▸ **Direction**:
Lines before the one containing "Give me the" are excluded; print that line and every line after it through the end of the material below, exactly.

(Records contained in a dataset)
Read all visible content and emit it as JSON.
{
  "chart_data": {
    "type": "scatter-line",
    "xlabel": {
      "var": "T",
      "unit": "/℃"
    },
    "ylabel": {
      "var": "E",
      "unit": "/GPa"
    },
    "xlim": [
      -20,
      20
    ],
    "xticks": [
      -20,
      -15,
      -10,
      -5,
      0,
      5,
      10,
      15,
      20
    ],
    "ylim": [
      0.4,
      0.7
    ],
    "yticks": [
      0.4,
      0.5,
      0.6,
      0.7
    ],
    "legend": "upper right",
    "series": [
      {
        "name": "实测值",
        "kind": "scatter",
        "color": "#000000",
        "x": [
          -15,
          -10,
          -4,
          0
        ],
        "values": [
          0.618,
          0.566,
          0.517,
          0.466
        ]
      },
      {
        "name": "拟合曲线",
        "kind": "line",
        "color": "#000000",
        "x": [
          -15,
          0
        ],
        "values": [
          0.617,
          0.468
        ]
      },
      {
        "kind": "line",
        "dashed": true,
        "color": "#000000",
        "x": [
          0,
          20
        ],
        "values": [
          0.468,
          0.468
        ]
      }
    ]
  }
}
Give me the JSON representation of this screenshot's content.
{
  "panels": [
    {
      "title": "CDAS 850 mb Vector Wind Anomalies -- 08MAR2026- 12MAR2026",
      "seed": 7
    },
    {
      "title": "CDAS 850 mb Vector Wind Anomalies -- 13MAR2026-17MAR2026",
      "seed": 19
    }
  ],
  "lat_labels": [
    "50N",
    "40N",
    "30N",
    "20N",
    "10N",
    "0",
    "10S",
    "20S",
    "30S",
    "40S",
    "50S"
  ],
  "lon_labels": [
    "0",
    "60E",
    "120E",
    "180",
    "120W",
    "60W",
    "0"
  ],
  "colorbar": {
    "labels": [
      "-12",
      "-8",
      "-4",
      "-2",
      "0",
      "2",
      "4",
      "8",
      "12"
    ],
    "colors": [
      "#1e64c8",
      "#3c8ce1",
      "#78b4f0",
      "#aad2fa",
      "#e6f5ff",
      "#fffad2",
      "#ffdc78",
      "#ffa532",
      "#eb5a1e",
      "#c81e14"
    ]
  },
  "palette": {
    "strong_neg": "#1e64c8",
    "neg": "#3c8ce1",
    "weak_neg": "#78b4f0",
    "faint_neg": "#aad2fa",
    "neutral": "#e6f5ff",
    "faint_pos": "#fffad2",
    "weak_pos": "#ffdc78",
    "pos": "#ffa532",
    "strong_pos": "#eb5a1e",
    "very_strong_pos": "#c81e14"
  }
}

▸ **Exercise answer**:
Give me the JSON representation of this screenshot's content.
{
  "panels": [
    {
      "title": "CDAS 850 mb Vector Wind Anomalies -- 08MAR2026- 12MAR2026",
      "seed": 7
    },
    {
      "title": "CDAS 850 mb Vector Wind Anomalies -- 13MAR2026-17MAR2026",
      "seed": 19
    }
  ],
  "lat_labels": [
    "50N",
    "40N",
    "30N",
    "20N",
    "10N",
    "0",
    "10S",
    "20S",
    "30S",
    "40S",
    "50S"
  ],
  "lon_labels": [
    "0",
    "60E",
    "120E",
    "180",
    "120W",
    "60W",
    "0"
  ],
  "colorbar": {
    "labels": [
      "-12",
      "-8",
      "-4",
      "-2",
      "0",
      "2",
      "4",
      "8",
      "12"
    ],
    "colors": [
      "#1e64c8",
      "#3c8ce1",
      "#78b4f0",
      "#aad2fa",
      "#e6f5ff",
      "#fffad2",
      "#ffdc78",
      "#ffa532",
      "#eb5a1e",
      "#c81e14"
    ]
  },
  "palette": {
    "strong_neg": "#1e64c8",
    "neg": "#3c8ce1",
    "weak_neg": "#78b4f0",
    "faint_neg": "#aad2fa",
    "neutral": "#e6f5ff",
    "faint_pos": "#fffad2",
    "weak_pos": "#ffdc78",
    "pos": "#ffa532",
    "strong_pos": "#eb5a1e",
    "very_strong_pos": "#c81e14"
  }
}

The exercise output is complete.